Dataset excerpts
____

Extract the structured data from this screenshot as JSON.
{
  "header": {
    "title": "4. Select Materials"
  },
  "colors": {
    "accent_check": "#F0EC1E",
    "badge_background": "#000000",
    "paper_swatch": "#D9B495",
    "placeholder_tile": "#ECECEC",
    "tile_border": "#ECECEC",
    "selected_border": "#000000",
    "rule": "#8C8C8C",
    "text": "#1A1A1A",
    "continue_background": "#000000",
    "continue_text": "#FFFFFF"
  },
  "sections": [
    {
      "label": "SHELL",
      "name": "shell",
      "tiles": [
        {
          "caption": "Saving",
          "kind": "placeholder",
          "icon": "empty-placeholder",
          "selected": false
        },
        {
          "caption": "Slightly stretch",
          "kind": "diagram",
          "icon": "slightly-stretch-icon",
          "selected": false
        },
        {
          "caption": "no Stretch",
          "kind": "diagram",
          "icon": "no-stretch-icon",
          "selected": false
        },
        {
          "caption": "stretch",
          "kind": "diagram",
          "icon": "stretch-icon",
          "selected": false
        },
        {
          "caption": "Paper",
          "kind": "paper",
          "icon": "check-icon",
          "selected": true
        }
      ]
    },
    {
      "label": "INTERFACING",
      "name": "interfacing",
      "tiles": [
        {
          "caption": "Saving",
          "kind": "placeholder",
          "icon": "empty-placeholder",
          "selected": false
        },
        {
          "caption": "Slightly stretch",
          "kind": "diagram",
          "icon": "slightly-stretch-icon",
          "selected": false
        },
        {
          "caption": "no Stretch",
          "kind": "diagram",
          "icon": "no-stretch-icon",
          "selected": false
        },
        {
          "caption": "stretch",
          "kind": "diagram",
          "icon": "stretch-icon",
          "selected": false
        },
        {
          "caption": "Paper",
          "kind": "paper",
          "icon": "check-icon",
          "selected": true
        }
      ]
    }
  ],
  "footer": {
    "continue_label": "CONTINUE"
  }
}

____

### Exercise description
Output each record exactly, leaving nothing out.

### Reply to the exercise
Extract the structured data from this screenshot as JSON.
{
  "header": {
    "title": "4. Select Materials"
  },
  "colors": {
    "accent_check": "#F0EC1E",
    "badge_background": "#000000",
    "paper_swatch": "#D9B495",
    "placeholder_tile": "#ECECEC",
    "tile_border": "#ECECEC",
    "selected_border": "#000000",
    "rule": "#8C8C8C",
    "text": "#1A1A1A",
    "continue_background": "#000000",
    "continue_text": "#FFFFFF"
  },
  "sections": [
    {
      "label": "SHELL",
      "name": "shell",
      "tiles": [
        {
          "caption": "Saving",
          "kind": "placeholder",
          "icon": "empty-placeholder",
          "selected": false
        },
        {
          "caption": "Slightly stretch",
          "kind": "diagram",
          "icon": "slightly-stretch-icon",
          "selected": false
        },
        {
          "caption": "no Stretch",
          "kind": "diagram",
          "icon": "no-stretch-icon",
          "selected": false
        },
        {
          "caption": "stretch",
          "kind": "diagram",
          "icon": "stretch-icon",
          "selected": false
        },
        {
          "caption": "Paper",
          "kind": "paper",
          "icon": "check-icon",
          "selected": true
        }
      ]
    },
    {
      "label": "INTERFACING",
      "name": "interfacing",
      "tiles": [
        {
          "caption": "Saving",
          "kind": "placeholder",
          "icon": "empty-placeholder",
          "selected": false
        },
        {
          "caption": "Slightly stretch",
          "kind": "diagram",
          "icon": "slightly-stretch-icon",
          "selected": false
        },
        {
          "caption": "no Stretch",
          "kind": "diagram",
          "icon": "no-stretch-icon",
          "selected": false
        },
        {
          "caption": "stretch",
          "kind": "diagram",
          "icon": "stretch-icon",
          "selected": false
        },
        {
          "caption": "Paper",
          "kind": "paper",
          "icon": "check-icon",
          "selected": true
        }
      ]
    }
  ],
  "footer": {
    "continue_label": "CONTINUE"
  }
}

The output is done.